Reproduce the article on the 2014 GT4 European Series below word for word, from its first line to its last.

------ Excerpt provided ------

Seasons
- ← 2013 (Trophy)2015 →

= 2014 GT4 European Series =

The 2014 GT4 European Series season was the seventh season of the GT4 European Cup and the first with the new series denomination, the GT4 European Series. The season began on 10 May at Misano, and finished on 26 October at Monza after six race weekends.

In the main GT4 professional class, the championship title was won by two-time defending champion Ricardo van der Ende and team-mate Bernhard van Oranje for Racing Team Holland by Ekris Motorsport. Van der Ende and van Oranje won five races during the season, and ultimately won the title during the first race at Monza. The runner-up position, 22 points in arrears of van der Ende and van Oranje, was taken by 2013 amateur champion Jörg Viebahn. Viebahn won three races during the season; he won with Bertus Sanders at Misano and Paul Ricard, and partnered Simon Knap to victory at Monza. Although being outscored by Duncan Huisman and Luc Braams on total points, the series' best ten results regulation allowed Marcel Nooren and Jan Joris Verheul to take third in the championship, by a single point. Nooren and Verheul took successive victories at Spa-Francorchamps and Paul Ricard, while Huisman and Braams won at the Nürburgring. The only other entry to win a race was Alfab Racing, with drivers Erik Behrens and Daniel Roos, winning the first race at Monza after Huisman and Braams were given a post-race penalty.

------ Entries supplied ------

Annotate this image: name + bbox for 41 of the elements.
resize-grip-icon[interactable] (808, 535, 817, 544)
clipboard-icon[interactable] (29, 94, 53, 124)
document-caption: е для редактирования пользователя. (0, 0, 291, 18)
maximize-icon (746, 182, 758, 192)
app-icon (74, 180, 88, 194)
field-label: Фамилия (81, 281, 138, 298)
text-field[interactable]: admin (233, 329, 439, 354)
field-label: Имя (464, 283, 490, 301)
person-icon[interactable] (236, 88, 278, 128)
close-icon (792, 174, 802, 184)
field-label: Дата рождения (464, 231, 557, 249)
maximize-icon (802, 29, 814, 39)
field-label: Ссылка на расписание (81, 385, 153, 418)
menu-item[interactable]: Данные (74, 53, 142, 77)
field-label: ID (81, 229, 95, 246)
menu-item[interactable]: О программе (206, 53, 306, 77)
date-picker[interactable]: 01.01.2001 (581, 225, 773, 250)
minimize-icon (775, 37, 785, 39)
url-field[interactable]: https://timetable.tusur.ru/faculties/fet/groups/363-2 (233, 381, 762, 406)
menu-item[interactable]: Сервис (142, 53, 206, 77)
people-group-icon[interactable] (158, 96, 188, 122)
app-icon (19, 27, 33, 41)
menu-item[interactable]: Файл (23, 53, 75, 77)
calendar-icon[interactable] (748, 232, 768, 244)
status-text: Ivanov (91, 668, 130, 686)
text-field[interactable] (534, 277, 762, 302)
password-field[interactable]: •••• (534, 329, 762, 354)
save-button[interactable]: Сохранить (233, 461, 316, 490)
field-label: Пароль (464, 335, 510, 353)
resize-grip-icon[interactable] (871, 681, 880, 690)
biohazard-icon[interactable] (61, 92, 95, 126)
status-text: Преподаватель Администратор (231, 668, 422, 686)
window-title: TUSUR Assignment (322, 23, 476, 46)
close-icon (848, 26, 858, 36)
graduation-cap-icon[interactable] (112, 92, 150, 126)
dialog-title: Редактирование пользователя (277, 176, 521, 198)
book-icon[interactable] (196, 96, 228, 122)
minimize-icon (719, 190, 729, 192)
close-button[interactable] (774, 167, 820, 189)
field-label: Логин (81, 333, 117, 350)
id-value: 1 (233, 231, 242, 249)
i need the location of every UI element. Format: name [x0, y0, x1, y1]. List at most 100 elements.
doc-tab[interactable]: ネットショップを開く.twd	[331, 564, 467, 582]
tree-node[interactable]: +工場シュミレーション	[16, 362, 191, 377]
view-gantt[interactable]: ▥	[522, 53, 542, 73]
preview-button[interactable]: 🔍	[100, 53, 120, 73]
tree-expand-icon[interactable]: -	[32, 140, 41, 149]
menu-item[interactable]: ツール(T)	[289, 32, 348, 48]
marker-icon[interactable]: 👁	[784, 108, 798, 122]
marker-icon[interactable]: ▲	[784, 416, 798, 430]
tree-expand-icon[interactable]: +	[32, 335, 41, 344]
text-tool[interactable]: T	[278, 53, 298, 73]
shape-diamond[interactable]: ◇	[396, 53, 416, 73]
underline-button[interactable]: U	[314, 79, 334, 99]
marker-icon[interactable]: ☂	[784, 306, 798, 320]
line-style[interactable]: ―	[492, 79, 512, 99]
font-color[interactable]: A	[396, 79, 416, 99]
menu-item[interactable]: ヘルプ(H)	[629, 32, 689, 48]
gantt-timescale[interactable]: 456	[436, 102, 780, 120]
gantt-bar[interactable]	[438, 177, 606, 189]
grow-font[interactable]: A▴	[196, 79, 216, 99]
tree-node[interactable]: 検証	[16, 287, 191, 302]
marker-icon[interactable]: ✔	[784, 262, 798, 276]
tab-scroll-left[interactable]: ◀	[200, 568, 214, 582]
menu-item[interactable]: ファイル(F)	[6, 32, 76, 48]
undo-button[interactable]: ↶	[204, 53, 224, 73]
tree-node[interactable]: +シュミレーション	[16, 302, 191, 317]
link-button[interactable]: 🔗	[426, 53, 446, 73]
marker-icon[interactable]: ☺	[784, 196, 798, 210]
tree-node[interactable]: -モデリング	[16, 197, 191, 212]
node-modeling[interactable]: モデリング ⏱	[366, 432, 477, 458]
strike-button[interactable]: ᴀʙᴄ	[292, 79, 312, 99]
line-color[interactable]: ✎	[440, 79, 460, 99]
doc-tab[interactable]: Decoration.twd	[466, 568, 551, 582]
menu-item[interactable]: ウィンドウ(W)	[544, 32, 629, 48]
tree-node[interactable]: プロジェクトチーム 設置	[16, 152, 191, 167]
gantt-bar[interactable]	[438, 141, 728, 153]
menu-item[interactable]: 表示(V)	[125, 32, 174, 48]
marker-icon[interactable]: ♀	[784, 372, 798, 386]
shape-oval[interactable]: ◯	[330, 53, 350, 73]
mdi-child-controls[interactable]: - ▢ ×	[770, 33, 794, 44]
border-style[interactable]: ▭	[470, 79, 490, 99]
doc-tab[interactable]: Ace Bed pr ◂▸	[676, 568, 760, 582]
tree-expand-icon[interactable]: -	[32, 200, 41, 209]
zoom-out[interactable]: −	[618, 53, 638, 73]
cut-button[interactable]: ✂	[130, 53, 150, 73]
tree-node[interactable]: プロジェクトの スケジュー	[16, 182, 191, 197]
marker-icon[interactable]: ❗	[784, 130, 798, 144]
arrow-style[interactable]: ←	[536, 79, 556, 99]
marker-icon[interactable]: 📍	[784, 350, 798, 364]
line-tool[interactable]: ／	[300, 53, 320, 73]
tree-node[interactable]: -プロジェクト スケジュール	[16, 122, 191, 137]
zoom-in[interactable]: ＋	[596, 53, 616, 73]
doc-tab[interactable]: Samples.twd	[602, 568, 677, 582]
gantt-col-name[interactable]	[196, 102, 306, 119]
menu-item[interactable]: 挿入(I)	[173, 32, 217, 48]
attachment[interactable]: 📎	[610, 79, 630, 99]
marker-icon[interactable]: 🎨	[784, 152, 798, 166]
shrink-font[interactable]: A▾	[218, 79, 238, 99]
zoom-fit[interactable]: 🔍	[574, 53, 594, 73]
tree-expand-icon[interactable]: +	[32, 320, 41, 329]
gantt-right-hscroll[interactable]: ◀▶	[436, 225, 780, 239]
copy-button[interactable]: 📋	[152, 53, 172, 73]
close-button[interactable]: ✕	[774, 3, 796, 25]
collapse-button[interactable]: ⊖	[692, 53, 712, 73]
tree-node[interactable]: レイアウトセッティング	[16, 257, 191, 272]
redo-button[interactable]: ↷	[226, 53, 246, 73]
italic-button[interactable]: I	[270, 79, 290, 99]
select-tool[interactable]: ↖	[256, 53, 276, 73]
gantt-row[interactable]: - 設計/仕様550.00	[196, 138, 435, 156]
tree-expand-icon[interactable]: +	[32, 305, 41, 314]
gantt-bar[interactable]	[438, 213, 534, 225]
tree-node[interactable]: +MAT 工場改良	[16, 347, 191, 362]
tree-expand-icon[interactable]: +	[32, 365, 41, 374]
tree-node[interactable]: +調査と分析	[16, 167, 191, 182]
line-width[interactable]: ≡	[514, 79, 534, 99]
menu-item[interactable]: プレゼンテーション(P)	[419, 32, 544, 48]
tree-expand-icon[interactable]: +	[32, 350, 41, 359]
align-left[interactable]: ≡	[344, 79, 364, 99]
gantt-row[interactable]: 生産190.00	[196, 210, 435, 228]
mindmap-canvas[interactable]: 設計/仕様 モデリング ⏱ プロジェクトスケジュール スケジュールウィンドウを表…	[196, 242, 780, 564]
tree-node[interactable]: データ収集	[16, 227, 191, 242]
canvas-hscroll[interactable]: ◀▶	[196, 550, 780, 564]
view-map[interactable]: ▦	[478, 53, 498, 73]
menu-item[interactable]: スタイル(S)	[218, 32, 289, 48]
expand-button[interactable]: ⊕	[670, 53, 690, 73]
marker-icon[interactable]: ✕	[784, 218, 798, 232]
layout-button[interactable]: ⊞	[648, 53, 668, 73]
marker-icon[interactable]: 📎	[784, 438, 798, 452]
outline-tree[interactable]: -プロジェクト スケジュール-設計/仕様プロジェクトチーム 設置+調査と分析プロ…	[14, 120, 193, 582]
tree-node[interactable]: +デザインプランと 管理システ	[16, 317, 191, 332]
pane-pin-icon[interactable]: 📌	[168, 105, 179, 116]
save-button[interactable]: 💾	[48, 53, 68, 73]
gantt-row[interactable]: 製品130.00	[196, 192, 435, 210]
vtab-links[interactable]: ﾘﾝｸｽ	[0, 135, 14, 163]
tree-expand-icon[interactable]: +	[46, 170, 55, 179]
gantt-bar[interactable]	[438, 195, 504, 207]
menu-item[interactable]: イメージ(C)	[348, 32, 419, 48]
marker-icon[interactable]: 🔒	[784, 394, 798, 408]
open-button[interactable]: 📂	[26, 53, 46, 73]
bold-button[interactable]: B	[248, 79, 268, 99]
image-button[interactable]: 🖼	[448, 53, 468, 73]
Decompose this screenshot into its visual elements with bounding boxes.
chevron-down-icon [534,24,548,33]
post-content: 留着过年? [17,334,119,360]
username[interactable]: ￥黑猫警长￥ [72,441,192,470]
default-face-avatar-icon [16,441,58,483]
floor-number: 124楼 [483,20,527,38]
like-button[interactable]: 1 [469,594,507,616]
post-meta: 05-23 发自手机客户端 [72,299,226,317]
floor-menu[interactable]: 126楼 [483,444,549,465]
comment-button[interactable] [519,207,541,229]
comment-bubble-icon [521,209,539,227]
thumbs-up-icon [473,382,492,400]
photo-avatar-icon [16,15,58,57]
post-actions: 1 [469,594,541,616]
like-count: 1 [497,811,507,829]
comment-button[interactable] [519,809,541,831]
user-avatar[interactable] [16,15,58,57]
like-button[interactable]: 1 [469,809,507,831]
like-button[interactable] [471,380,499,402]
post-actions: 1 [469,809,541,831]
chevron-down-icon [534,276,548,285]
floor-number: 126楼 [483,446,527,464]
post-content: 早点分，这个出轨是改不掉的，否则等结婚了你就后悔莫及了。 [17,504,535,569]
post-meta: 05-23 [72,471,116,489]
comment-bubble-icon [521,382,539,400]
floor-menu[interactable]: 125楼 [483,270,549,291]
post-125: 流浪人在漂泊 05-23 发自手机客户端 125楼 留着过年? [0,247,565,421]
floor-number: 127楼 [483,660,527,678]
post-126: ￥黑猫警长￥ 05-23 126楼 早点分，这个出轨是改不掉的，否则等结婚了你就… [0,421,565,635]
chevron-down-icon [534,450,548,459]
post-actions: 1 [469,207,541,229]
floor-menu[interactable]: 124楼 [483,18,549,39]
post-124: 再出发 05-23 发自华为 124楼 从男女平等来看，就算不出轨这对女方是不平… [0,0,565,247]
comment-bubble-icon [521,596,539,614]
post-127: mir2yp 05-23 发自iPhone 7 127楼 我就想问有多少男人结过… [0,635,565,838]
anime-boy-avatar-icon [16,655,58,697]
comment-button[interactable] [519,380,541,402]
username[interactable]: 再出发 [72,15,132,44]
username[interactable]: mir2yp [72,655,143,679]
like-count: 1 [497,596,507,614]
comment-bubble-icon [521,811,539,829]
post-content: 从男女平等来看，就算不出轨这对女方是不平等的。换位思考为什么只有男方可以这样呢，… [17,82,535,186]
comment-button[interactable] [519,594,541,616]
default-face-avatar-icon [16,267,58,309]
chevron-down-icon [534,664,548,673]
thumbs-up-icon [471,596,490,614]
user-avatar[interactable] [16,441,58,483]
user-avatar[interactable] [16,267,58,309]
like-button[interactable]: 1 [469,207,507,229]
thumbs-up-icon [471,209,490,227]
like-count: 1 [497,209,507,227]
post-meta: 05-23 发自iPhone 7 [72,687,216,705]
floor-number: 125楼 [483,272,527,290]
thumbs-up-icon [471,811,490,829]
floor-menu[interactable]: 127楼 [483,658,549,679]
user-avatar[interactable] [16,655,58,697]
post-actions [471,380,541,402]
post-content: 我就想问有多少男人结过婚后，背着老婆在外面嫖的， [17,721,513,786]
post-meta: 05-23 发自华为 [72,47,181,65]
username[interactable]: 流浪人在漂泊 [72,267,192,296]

------

**Solution:**
Seasons
- ← 2013 (Trophy)2015 →

= 2014 GT4 European Series =

The 2014 GT4 European Series season was the seventh season of the GT4 European Cup and the first with the new series denomination, the GT4 European Series. The season began on 10 May at Misano, and finished on 26 October at Monza after six race weekends.

In the main GT4 professional class, the championship title was won by two-time defending champion Ricardo van der Ende and team-mate Bernhard van Oranje for Racing Team Holland by Ekris Motorsport. Van der Ende and van Oranje won five races during the season, and ultimately won the title during the first race at Monza. The runner-up position, 22 points in arrears of van der Ende and van Oranje, was taken by 2013 amateur champion Jörg Viebahn. Viebahn won three races during the season; he won with Bertus Sanders at Misano and Paul Ricard, and partnered Simon Knap to victory at Monza. Although being outscored by Duncan Huisman and Luc Braams on total points, the series' best ten results regulation allowed Marcel Nooren and Jan Joris Verheul to take third in the championship, by a single point. Nooren and Verheul took successive victories at Spa-Francorchamps and Paul Ricard, while Huisman and Braams won at the Nürburgring. The only other entry to win a race was Alfab Racing, with drivers Erik Behrens and Daniel Roos, winning the first race at Monza after Huisman and Braams were given a post-race penalty.